[start of SOURCE RECORDS]
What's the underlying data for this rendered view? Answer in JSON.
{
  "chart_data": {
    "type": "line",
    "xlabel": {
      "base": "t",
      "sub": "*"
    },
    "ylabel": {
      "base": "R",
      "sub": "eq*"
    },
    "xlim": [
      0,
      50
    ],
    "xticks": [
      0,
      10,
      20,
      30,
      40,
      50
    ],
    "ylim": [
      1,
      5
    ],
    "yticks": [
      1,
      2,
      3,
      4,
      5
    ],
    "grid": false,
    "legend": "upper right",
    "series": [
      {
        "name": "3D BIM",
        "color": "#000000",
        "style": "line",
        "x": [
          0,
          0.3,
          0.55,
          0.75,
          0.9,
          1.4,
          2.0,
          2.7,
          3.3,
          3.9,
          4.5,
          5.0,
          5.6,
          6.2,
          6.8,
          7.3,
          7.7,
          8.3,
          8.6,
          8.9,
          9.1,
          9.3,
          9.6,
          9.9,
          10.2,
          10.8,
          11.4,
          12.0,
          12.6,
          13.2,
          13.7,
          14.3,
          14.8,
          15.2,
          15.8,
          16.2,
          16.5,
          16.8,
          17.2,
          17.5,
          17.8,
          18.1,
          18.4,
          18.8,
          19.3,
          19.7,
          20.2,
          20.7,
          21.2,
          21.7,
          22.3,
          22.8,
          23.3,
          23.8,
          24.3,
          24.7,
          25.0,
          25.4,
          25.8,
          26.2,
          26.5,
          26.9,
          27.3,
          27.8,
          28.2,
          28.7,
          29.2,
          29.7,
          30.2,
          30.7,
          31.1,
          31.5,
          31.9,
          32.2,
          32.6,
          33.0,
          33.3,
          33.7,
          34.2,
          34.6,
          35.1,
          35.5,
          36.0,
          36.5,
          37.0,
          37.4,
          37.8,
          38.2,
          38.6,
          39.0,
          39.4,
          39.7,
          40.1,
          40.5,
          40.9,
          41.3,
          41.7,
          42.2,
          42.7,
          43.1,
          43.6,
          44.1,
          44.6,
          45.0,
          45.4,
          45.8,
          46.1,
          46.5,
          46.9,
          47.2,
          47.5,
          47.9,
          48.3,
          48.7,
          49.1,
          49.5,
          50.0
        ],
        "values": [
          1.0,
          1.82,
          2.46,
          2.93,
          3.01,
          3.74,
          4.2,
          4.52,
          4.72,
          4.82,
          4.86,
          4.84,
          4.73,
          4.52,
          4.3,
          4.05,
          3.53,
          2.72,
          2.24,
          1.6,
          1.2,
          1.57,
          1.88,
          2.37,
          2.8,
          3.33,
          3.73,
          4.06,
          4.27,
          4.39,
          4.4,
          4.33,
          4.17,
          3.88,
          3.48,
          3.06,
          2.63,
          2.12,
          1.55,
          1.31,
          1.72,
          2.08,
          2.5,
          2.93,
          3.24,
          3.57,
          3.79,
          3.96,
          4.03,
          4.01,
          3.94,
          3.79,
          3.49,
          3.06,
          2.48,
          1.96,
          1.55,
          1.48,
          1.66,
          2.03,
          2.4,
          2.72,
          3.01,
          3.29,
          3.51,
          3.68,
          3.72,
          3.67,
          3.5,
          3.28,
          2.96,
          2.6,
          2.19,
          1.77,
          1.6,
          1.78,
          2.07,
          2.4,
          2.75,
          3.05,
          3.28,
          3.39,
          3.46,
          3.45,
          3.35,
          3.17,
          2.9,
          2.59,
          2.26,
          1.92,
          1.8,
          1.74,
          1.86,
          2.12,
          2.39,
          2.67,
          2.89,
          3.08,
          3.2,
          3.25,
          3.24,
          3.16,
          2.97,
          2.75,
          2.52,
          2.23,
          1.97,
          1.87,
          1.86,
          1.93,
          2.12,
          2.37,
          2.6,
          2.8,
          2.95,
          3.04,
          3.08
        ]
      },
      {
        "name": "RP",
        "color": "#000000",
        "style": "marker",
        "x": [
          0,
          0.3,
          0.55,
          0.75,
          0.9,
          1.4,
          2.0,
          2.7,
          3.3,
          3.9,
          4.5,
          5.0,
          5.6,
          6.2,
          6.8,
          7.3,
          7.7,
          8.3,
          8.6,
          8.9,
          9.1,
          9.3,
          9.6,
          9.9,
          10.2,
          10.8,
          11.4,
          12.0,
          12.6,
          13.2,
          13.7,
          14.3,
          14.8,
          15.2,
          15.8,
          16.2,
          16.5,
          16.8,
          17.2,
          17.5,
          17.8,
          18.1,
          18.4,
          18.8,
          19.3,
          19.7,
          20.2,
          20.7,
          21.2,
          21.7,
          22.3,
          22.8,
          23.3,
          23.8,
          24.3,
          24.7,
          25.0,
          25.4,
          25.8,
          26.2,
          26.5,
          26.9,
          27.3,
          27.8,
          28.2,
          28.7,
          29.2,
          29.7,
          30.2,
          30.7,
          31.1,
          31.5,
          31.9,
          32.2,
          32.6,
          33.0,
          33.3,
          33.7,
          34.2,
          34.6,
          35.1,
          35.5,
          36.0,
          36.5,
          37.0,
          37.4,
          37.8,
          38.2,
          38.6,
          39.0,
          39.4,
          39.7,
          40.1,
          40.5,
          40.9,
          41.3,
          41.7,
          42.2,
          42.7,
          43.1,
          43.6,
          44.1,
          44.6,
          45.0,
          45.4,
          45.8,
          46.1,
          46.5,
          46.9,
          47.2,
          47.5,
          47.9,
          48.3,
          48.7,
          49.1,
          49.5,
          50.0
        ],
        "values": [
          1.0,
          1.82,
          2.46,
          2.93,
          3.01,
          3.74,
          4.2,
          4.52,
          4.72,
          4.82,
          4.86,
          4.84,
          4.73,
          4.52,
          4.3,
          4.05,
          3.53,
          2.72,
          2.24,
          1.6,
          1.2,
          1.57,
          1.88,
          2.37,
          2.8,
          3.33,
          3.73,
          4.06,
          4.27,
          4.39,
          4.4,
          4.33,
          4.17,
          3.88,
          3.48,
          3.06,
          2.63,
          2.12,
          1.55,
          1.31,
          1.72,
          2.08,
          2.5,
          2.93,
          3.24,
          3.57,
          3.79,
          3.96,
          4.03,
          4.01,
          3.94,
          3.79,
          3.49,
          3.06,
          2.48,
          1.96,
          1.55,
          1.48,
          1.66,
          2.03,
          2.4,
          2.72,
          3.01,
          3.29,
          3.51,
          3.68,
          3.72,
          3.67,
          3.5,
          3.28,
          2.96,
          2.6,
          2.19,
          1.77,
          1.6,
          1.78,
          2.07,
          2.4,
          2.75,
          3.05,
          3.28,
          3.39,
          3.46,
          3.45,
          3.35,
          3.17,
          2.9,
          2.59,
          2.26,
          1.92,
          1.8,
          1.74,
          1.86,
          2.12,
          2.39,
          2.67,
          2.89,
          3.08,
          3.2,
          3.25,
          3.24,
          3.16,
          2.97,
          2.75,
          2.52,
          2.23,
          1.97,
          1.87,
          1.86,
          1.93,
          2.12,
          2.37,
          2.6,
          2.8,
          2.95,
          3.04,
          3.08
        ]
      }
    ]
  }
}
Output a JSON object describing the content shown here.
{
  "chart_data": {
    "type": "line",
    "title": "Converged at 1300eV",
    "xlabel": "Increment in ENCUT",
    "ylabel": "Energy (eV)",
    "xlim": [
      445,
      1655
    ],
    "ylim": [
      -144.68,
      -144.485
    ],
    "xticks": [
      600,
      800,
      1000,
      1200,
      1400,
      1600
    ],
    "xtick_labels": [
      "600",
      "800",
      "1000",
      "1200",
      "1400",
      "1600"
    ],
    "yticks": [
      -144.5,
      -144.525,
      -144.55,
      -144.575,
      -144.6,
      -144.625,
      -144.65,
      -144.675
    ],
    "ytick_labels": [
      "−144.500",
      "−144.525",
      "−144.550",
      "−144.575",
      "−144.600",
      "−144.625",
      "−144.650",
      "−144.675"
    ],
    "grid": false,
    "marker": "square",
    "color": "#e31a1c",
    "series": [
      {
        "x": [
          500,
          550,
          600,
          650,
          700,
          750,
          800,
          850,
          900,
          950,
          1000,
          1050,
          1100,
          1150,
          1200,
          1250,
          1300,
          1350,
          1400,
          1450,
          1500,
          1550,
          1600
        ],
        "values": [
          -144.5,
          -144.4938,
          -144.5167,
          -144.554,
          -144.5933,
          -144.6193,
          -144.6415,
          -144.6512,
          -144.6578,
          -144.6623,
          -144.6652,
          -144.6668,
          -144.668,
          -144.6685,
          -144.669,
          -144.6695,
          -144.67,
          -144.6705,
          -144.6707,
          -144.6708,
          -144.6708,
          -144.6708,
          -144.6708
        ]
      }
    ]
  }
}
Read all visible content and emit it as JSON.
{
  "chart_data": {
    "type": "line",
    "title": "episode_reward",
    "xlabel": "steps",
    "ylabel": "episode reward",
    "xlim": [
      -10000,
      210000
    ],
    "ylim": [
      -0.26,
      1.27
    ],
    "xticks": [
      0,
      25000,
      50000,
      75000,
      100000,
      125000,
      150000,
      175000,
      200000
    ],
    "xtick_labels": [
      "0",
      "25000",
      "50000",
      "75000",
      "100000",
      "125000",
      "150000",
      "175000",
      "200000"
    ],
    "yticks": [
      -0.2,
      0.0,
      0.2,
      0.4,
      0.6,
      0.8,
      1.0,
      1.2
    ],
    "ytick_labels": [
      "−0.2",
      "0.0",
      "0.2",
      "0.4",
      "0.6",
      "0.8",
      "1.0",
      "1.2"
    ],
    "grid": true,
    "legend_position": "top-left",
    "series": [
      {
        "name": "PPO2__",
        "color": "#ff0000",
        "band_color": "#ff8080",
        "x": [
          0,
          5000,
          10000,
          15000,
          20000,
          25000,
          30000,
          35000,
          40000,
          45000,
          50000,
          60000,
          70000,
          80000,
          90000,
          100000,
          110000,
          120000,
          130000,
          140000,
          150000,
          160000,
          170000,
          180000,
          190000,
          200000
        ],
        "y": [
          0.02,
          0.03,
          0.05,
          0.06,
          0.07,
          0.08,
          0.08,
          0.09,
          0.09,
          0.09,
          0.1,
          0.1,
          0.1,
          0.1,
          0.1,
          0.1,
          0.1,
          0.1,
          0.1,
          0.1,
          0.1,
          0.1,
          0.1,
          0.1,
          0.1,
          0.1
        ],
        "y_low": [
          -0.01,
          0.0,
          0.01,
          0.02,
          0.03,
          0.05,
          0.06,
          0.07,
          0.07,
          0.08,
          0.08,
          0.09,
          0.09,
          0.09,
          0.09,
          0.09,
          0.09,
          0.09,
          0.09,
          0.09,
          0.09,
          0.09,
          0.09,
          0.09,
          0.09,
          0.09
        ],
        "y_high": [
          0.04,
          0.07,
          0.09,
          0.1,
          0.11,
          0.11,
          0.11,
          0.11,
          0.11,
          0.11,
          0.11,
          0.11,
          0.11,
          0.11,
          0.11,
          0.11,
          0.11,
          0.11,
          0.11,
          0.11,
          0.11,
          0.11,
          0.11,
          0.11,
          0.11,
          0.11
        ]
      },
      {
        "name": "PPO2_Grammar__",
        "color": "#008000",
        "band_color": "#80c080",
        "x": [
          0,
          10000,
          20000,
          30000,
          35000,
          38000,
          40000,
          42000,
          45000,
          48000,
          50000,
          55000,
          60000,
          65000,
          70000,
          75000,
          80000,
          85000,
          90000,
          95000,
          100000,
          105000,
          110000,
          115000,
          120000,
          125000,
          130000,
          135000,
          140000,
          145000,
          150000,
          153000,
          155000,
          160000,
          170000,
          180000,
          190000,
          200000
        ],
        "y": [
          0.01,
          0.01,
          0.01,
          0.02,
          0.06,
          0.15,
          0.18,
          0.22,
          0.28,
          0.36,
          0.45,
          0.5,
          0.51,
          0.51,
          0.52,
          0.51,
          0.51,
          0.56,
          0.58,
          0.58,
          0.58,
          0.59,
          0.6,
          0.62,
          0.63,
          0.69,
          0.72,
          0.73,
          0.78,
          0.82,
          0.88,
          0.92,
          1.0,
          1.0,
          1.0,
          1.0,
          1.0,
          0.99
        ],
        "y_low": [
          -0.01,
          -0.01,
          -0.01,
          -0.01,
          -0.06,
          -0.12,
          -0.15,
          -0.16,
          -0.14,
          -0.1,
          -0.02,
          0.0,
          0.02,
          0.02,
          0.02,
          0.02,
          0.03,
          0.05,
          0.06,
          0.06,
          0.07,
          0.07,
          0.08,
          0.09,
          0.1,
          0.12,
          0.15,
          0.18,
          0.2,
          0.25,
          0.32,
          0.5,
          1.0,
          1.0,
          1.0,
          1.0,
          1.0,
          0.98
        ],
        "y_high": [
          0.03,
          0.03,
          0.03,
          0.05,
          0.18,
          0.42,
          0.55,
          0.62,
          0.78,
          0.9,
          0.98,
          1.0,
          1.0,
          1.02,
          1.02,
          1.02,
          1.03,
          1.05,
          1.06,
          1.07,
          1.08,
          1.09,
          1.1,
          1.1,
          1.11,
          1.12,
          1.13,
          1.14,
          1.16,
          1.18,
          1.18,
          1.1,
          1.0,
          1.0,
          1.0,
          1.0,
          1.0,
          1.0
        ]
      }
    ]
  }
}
[end of SOURCE RECORDS]
THE REQUEST: Gather each line of the listing containing the word "name" and show it.

TASK OUTPUT:
        "name": "3D BIM",
        "name": "RP",
        "name": "PPO2__",
        "name": "PPO2_Grammar__",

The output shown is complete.